Output each line of the material exactly as it stands.
▬▬▬▬▬▬
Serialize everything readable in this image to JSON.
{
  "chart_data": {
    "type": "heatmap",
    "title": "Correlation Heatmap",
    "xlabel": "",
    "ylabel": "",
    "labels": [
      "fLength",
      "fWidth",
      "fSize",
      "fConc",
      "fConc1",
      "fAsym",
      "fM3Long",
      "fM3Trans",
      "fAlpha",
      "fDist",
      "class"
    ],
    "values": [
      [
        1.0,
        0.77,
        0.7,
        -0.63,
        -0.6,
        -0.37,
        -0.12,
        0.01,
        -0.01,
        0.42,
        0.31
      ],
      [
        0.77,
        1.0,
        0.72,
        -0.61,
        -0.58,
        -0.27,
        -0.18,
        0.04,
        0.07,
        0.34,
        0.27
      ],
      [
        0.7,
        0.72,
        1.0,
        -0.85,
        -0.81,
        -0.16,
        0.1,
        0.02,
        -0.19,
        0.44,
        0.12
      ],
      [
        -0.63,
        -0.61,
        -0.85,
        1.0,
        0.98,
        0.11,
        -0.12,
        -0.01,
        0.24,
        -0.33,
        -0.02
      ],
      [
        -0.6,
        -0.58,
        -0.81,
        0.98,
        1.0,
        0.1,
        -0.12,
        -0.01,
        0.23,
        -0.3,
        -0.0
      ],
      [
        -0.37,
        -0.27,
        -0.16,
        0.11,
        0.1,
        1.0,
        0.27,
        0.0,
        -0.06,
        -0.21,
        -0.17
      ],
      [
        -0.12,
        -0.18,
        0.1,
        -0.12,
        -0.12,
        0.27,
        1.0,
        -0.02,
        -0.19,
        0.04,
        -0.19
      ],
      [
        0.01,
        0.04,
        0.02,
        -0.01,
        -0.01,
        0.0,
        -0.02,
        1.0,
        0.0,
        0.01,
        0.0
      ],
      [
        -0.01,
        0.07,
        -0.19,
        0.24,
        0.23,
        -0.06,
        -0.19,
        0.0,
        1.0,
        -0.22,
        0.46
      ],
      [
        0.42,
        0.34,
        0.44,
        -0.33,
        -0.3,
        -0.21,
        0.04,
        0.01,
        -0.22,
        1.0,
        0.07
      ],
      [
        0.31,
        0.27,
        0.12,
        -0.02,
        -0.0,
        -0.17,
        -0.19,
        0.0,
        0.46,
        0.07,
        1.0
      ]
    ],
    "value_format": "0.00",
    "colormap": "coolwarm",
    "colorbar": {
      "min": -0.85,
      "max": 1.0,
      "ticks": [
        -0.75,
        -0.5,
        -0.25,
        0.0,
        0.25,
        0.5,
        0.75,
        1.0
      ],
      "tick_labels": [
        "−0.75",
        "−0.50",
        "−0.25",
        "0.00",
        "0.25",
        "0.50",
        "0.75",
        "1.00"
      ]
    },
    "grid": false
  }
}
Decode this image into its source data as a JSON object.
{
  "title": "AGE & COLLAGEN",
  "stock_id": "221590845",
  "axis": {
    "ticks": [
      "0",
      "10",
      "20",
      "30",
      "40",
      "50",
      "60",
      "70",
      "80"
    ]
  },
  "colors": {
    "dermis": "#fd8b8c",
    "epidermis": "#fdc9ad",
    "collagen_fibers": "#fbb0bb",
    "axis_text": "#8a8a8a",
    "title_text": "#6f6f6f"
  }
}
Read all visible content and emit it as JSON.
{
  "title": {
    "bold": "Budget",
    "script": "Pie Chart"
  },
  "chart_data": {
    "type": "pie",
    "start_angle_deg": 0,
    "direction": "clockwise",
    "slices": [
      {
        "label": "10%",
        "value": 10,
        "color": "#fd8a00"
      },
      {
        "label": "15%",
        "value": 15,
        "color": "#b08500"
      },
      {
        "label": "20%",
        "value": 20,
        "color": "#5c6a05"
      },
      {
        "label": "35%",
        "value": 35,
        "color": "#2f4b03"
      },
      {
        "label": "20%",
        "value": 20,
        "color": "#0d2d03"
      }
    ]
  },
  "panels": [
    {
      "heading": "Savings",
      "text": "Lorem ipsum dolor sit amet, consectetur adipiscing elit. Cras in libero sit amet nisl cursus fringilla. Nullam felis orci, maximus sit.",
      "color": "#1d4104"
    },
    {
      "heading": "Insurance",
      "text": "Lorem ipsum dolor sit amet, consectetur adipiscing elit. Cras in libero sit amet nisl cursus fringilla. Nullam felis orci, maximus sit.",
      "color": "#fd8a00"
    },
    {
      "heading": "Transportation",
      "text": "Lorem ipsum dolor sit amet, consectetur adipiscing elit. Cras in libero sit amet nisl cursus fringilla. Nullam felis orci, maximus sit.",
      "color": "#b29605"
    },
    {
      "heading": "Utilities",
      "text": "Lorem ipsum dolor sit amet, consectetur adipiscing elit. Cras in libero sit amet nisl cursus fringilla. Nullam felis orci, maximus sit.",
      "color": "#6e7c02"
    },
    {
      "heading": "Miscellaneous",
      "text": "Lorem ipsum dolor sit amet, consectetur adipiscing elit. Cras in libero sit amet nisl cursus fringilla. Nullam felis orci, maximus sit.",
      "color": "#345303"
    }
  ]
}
▬▬▬▬▬▬
TASK RESULT —
Serialize everything readable in this image to JSON.
{
  "chart_data": {
    "type": "heatmap",
    "title": "Correlation Heatmap",
    "xlabel": "",
    "ylabel": "",
    "labels": [
      "fLength",
      "fWidth",
      "fSize",
      "fConc",
      "fConc1",
      "fAsym",
      "fM3Long",
      "fM3Trans",
      "fAlpha",
      "fDist",
      "class"
    ],
    "values": [
      [
        1.0,
        0.77,
        0.7,
        -0.63,
        -0.6,
        -0.37,
        -0.12,
        0.01,
        -0.01,
        0.42,
        0.31
      ],
      [
        0.77,
        1.0,
        0.72,
        -0.61,
        -0.58,
        -0.27,
        -0.18,
        0.04,
        0.07,
        0.34,
        0.27
      ],
      [
        0.7,
        0.72,
        1.0,
        -0.85,
        -0.81,
        -0.16,
        0.1,
        0.02,
        -0.19,
        0.44,
        0.12
      ],
      [
        -0.63,
        -0.61,
        -0.85,
        1.0,
        0.98,
        0.11,
        -0.12,
        -0.01,
        0.24,
        -0.33,
        -0.02
      ],
      [
        -0.6,
        -0.58,
        -0.81,
        0.98,
        1.0,
        0.1,
        -0.12,
        -0.01,
        0.23,
        -0.3,
        -0.0
      ],
      [
        -0.37,
        -0.27,
        -0.16,
        0.11,
        0.1,
        1.0,
        0.27,
        0.0,
        -0.06,
        -0.21,
        -0.17
      ],
      [
        -0.12,
        -0.18,
        0.1,
        -0.12,
        -0.12,
        0.27,
        1.0,
        -0.02,
        -0.19,
        0.04,
        -0.19
      ],
      [
        0.01,
        0.04,
        0.02,
        -0.01,
        -0.01,
        0.0,
        -0.02,
        1.0,
        0.0,
        0.01,
        0.0
      ],
      [
        -0.01,
        0.07,
        -0.19,
        0.24,
        0.23,
        -0.06,
        -0.19,
        0.0,
        1.0,
        -0.22,
        0.46
      ],
      [
        0.42,
        0.34,
        0.44,
        -0.33,
        -0.3,
        -0.21,
        0.04,
        0.01,
        -0.22,
        1.0,
        0.07
      ],
      [
        0.31,
        0.27,
        0.12,
        -0.02,
        -0.0,
        -0.17,
        -0.19,
        0.0,
        0.46,
        0.07,
        1.0
      ]
    ],
    "value_format": "0.00",
    "colormap": "coolwarm",
    "colorbar": {
      "min": -0.85,
      "max": 1.0,
      "ticks": [
        -0.75,
        -0.5,
        -0.25,
        0.0,
        0.25,
        0.5,
        0.75,
        1.0
      ],
      "tick_labels": [
        "−0.75",
        "−0.50",
        "−0.25",
        "0.00",
        "0.25",
        "0.50",
        "0.75",
        "1.00"
      ]
    },
    "grid": false
  }
}
Decode this image into its source data as a JSON object.
{
  "title": "AGE & COLLAGEN",
  "stock_id": "221590845",
  "axis": {
    "ticks": [
      "0",
      "10",
      "20",
      "30",
      "40",
      "50",
      "60",
      "70",
      "80"
    ]
  },
  "colors": {
    "dermis": "#fd8b8c",
    "epidermis": "#fdc9ad",
    "collagen_fibers": "#fbb0bb",
    "axis_text": "#8a8a8a",
    "title_text": "#6f6f6f"
  }
}
Read all visible content and emit it as JSON.
{
  "title": {
    "bold": "Budget",
    "script": "Pie Chart"
  },
  "chart_data": {
    "type": "pie",
    "start_angle_deg": 0,
    "direction": "clockwise",
    "slices": [
      {
        "label": "10%",
        "value": 10,
        "color": "#fd8a00"
      },
      {
        "label": "15%",
        "value": 15,
        "color": "#b08500"
      },
      {
        "label": "20%",
        "value": 20,
        "color": "#5c6a05"
      },
      {
        "label": "35%",
        "value": 35,
        "color": "#2f4b03"
      },
      {
        "label": "20%",
        "value": 20,
        "color": "#0d2d03"
      }
    ]
  },
  "panels": [
    {
      "heading": "Savings",
      "text": "Lorem ipsum dolor sit amet, consectetur adipiscing elit. Cras in libero sit amet nisl cursus fringilla. Nullam felis orci, maximus sit.",
      "color": "#1d4104"
    },
    {
      "heading": "Insurance",
      "text": "Lorem ipsum dolor sit amet, consectetur adipiscing elit. Cras in libero sit amet nisl cursus fringilla. Nullam felis orci, maximus sit.",
      "color": "#fd8a00"
    },
    {
      "heading": "Transportation",
      "text": "Lorem ipsum dolor sit amet, consectetur adipiscing elit. Cras in libero sit amet nisl cursus fringilla. Nullam felis orci, maximus sit.",
      "color": "#b29605"
    },
    {
      "heading": "Utilities",
      "text": "Lorem ipsum dolor sit amet, consectetur adipiscing elit. Cras in libero sit amet nisl cursus fringilla. Nullam felis orci, maximus sit.",
      "color": "#6e7c02"
    },
    {
      "heading": "Miscellaneous",
      "text": "Lorem ipsum dolor sit amet, consectetur adipiscing elit. Cras in libero sit amet nisl cursus fringilla. Nullam felis orci, maximus sit.",
      "color": "#345303"
    }
  ]
}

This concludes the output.